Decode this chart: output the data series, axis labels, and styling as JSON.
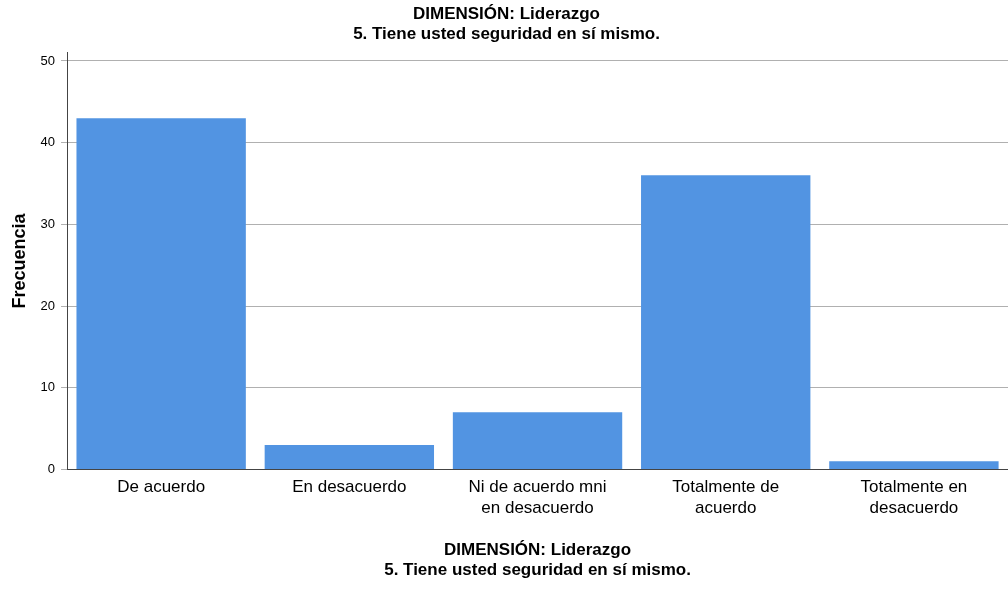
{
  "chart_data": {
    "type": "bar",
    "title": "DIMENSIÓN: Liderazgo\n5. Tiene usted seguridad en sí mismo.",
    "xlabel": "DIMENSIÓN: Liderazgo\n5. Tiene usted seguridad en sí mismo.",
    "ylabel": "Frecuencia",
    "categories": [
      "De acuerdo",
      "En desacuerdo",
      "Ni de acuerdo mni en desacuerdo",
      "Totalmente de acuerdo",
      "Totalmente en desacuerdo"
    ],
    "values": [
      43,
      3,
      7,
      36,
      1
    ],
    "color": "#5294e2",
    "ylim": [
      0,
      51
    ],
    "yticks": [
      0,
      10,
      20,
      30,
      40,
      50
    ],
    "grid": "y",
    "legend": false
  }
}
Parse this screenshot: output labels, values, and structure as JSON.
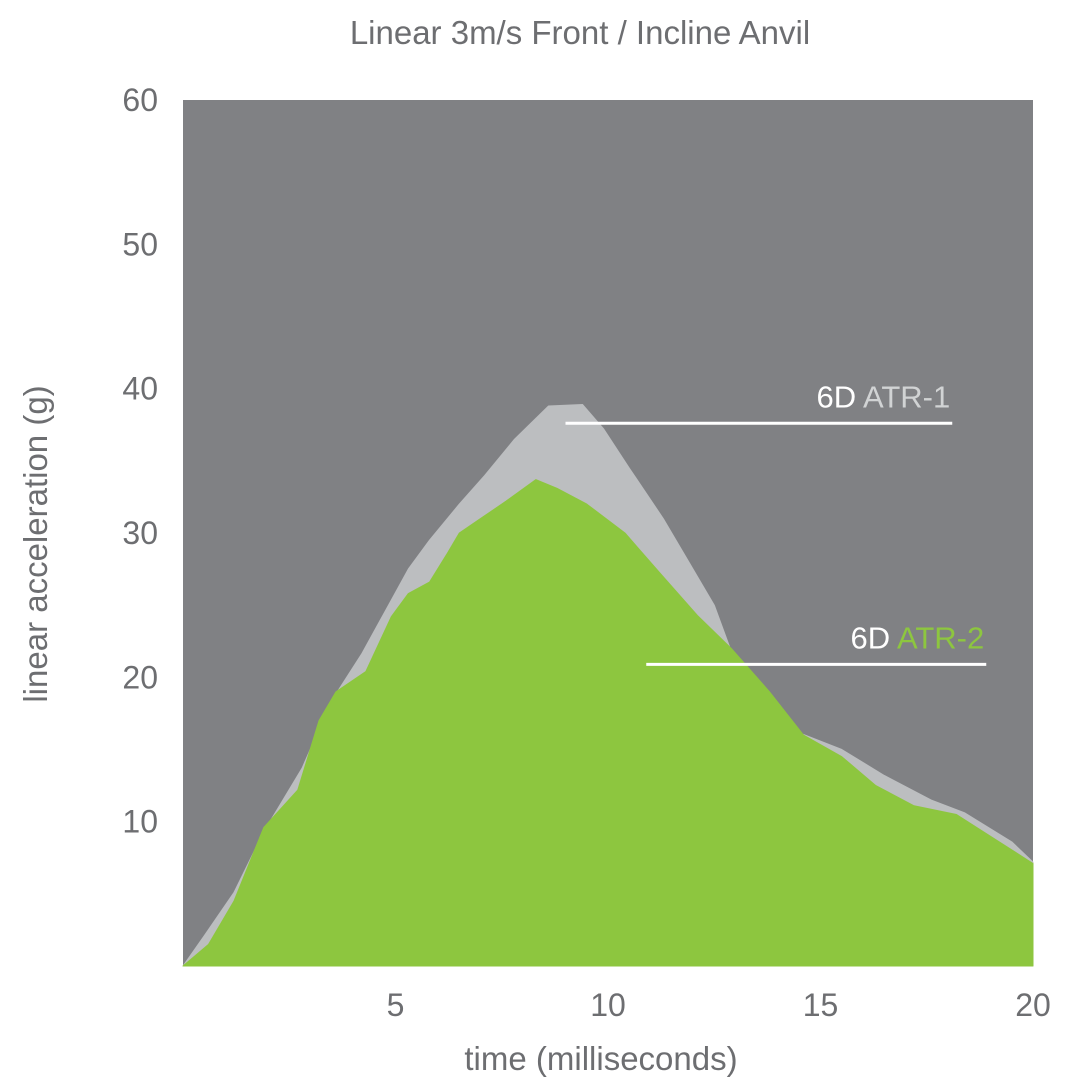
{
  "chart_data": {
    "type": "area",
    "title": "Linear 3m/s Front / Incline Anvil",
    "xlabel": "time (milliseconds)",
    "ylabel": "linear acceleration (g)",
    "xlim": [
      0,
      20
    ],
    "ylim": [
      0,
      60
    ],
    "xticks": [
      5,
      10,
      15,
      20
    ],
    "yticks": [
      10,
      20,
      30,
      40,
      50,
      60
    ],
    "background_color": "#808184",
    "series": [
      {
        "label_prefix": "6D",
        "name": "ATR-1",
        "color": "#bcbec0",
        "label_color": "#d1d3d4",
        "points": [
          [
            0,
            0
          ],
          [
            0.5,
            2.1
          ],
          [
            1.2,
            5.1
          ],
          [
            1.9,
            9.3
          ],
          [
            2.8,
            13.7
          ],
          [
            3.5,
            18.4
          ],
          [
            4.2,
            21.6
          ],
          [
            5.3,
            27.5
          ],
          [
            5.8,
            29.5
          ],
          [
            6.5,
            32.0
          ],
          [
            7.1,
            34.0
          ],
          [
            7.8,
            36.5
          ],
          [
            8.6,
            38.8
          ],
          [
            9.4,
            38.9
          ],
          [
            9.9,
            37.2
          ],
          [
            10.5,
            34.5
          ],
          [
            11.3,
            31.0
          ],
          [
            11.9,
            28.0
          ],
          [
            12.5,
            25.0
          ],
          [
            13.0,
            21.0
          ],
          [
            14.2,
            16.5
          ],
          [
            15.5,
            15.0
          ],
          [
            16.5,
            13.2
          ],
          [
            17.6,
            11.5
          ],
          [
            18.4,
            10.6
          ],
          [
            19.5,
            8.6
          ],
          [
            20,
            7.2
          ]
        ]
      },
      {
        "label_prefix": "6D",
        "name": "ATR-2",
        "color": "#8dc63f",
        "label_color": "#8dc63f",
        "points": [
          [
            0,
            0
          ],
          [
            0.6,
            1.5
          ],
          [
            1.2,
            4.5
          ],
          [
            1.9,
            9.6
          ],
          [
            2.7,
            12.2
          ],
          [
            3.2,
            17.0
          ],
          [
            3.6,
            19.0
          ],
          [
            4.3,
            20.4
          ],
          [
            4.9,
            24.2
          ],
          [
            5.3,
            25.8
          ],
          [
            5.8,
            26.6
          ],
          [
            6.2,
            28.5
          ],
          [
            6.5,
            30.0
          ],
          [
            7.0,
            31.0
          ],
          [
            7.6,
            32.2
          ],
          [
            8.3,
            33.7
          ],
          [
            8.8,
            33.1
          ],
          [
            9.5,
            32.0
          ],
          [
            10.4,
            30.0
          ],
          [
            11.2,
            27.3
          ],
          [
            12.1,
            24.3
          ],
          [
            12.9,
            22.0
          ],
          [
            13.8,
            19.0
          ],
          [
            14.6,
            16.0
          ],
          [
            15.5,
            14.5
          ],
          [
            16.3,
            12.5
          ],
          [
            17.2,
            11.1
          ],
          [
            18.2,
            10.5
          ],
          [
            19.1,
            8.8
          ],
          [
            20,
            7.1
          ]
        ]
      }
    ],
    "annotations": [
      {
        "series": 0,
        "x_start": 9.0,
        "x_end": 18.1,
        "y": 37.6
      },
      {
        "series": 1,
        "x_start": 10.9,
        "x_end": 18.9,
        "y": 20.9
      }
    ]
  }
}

++++++++++++++++++++

Aim: Read the lines above. Gather those in which the string "Liderazgo" is found.

The response:
    "title": "DIMENSIÓN: Liderazgo\n5. Tiene usted seguridad en sí mismo.",
    "xlabel": "DIMENSIÓN: Liderazgo\n5. Tiene usted seguridad en sí mismo.",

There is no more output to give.